Aim: Pull every "pictures" line out of the data below.

Stored records:
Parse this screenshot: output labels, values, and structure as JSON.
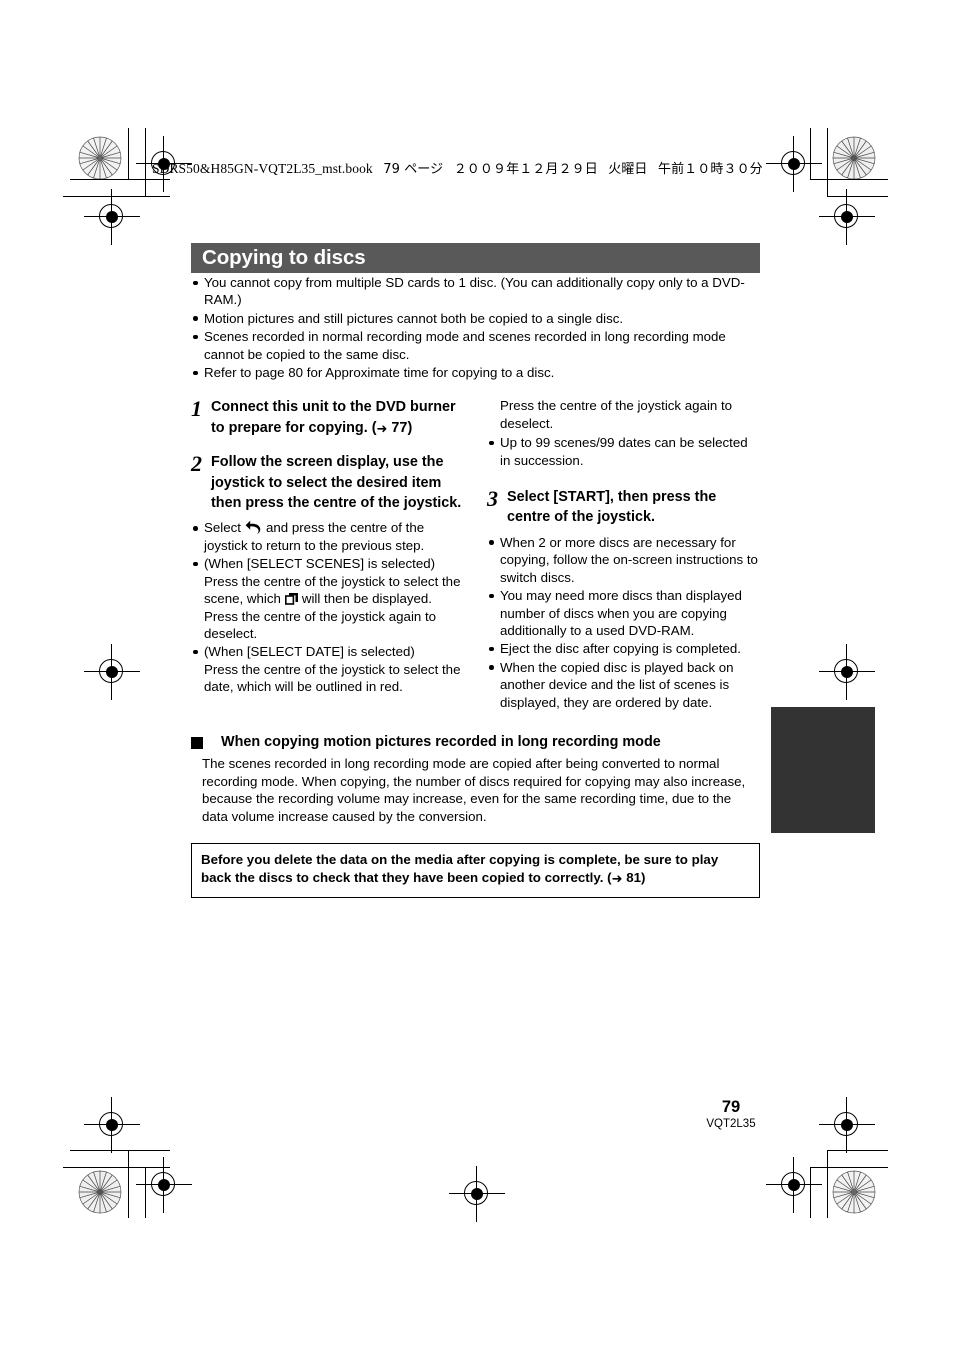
{
  "print_marks": {
    "header_file_line": {
      "book": "SDRS50&H85GN-VQT2L35_mst.book",
      "page_label": "79 ページ",
      "date": "２００９年１２月２９日",
      "weekday": "火曜日",
      "time": "午前１０時３０分"
    },
    "registration_icon": "registration-target-icon",
    "star_icon": "star-target-icon"
  },
  "section": {
    "title": "Copying to discs",
    "title_bg": "#595959",
    "title_color": "#ffffff",
    "intro_bullets": [
      "You cannot copy from multiple SD cards to 1 disc. (You can additionally copy only to a DVD-RAM.)",
      "Motion pictures and still pictures cannot both be copied to a single disc.",
      "Scenes recorded in normal recording mode and scenes recorded in long recording mode cannot be copied to the same disc.",
      "Refer to page 80 for Approximate time for copying to a disc."
    ]
  },
  "steps": {
    "step1": {
      "number": "1",
      "text_a": "Connect this unit to the DVD burner to prepare for copying. (",
      "arrow": "➜",
      "page_ref": "77",
      "text_b": ")"
    },
    "step2": {
      "number": "2",
      "text": "Follow the screen display, use the joystick to select the desired item then press the centre of the joystick."
    },
    "step3": {
      "number": "3",
      "text": "Select [START], then press the centre of the joystick."
    }
  },
  "left_column": {
    "bullet_return": {
      "before_icon": "Select",
      "icon": "return-arrow-icon",
      "after_icon": "and press the centre of the joystick to return to the previous step."
    },
    "bullet_select_scenes": {
      "line1": "(When [SELECT SCENES] is selected)",
      "line2_a": "Press the centre of the joystick to select the scene, which",
      "icon": "copy-pages-icon",
      "line2_b": "will then be displayed. Press the centre of the joystick again to deselect."
    },
    "bullet_select_date": {
      "line1": "(When [SELECT DATE] is selected)",
      "line2": "Press the centre of the joystick to select the date, which will be outlined in red."
    }
  },
  "right_column": {
    "carryover": "Press the centre of the joystick again to deselect.",
    "bullet_succession": "Up to 99 scenes/99 dates can be selected in succession.",
    "step3_bullets": [
      "When 2 or more discs are necessary for copying, follow the on-screen instructions to switch discs.",
      "You may need more discs than displayed number of discs when you are copying additionally to a used DVD-RAM.",
      "Eject the disc after copying is completed.",
      "When the copied disc is played back on another device and the list of scenes is displayed, they are ordered by date."
    ]
  },
  "long_mode_section": {
    "heading": "When copying motion pictures recorded in long recording mode",
    "body": "The scenes recorded in long recording mode are copied after being converted to normal recording mode. When copying, the number of discs required for copying may also increase, because the recording volume may increase, even for the same recording time, due to the data volume increase caused by the conversion."
  },
  "warning_box": {
    "text_a": "Before you delete the data on the media after copying is complete, be sure to play back the discs to check that they have been copied to correctly. (",
    "arrow": "➜",
    "page_ref": "81",
    "text_b": ")"
  },
  "footer": {
    "page_number": "79",
    "doc_code": "VQT2L35"
  }
}
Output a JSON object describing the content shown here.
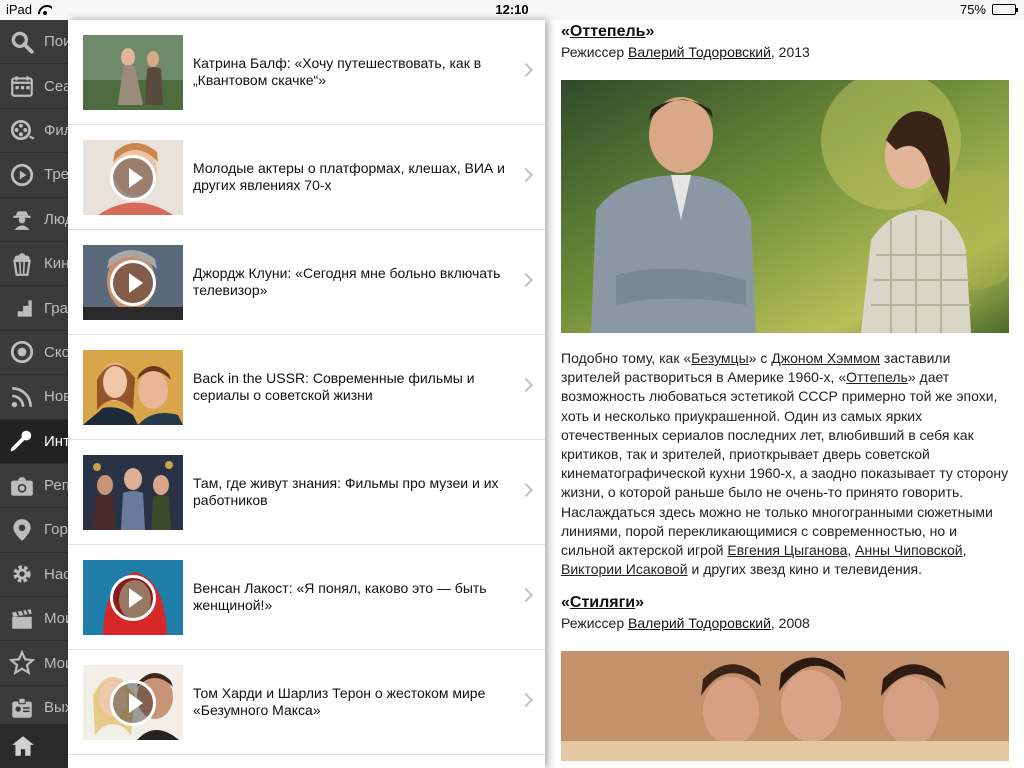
{
  "statusbar": {
    "device": "iPad",
    "time": "12:10",
    "battery": "75%",
    "battery_level": 0.75
  },
  "sidebar": {
    "items": [
      {
        "label": "Поиск",
        "icon": "search-icon"
      },
      {
        "label": "Сеансы",
        "icon": "calendar-icon"
      },
      {
        "label": "Фильмы",
        "icon": "film-reel-icon"
      },
      {
        "label": "Трейлеры",
        "icon": "play-icon"
      },
      {
        "label": "Люди",
        "icon": "person-hat-icon"
      },
      {
        "label": "Кинотеатры",
        "icon": "popcorn-icon"
      },
      {
        "label": "Графики",
        "icon": "stairs-icon"
      },
      {
        "label": "Скоро",
        "icon": "target-icon"
      },
      {
        "label": "Новости",
        "icon": "rss-icon"
      },
      {
        "label": "Интервью",
        "icon": "microphone-icon"
      },
      {
        "label": "Репортажи",
        "icon": "camera-icon"
      },
      {
        "label": "Город",
        "icon": "location-pin-icon"
      },
      {
        "label": "Настройки",
        "icon": "gear-icon"
      },
      {
        "label": "Мои фильмы",
        "icon": "clapperboard-icon"
      },
      {
        "label": "Мои звёзды",
        "icon": "star-icon"
      },
      {
        "label": "Выход",
        "icon": "id-badge-icon"
      }
    ],
    "active_index": 9,
    "home_icon": "home-icon"
  },
  "list": {
    "items": [
      {
        "title": "Катрина Балф: «Хочу путешествовать, как в „Квантовом скачке“»",
        "video": false
      },
      {
        "title": "Молодые актеры о платформах, клешах, ВИА и других явлениях 70-х",
        "video": true
      },
      {
        "title": "Джордж Клуни: «Сегодня мне больно включать телевизор»",
        "video": true
      },
      {
        "title": "Back in the USSR: Современные фильмы и сериалы о советской жизни",
        "video": false
      },
      {
        "title": "Там, где живут знания: Фильмы про музеи и их работников",
        "video": false
      },
      {
        "title": "Венсан Лакост: «Я понял, каково это — быть женщиной!»",
        "video": true
      },
      {
        "title": "Том Харди и Шарлиз Терон о жестоком мире «Безумного Макса»",
        "video": true
      }
    ]
  },
  "article": {
    "film1": {
      "quote_open": "«",
      "title": "Оттепель",
      "quote_close": "»",
      "director_prefix": "Режиссер ",
      "director": "Валерий Тодоровский",
      "year_suffix": ", 2013"
    },
    "body": {
      "p1": "Подобно тому, как «",
      "link1": "Безумцы",
      "p2": "» с ",
      "link2": "Джоном Хэммом",
      "p3": " заставили зрителей раствориться в Америке 1960-х, «",
      "link3": "Оттепель",
      "p4": "» дает возможность любоваться эстетикой СССР примерно той же эпохи, хоть и несколько приукрашенной. Один из самых ярких отечественных сериалов последних лет, влюбивший в себя как критиков, так и зрителей, приоткрывает дверь советской кинематографической кухни 1960-х, а заодно показывает ту сторону жизни, о которой раньше было не очень-то принято говорить. Наслаждаться здесь можно не только многогранными сюжетными линиями, порой перекликающимися с современностью, но и сильной актерской игрой ",
      "link4": "Евгения Цыганова",
      "p5": ", ",
      "link5": "Анны Чиповской",
      "p6": ", ",
      "link6": "Виктории Исаковой",
      "p7": " и других звезд кино и телевидения."
    },
    "film2": {
      "quote_open": "«",
      "title": "Стиляги",
      "quote_close": "»",
      "director_prefix": "Режиссер ",
      "director": "Валерий Тодоровский",
      "year_suffix": ", 2008"
    }
  }
}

Answer to this exercise:
      "Motion pictures and still pictures cannot both be copied to a single disc.",
    "heading": "When copying motion pictures recorded in long recording mode",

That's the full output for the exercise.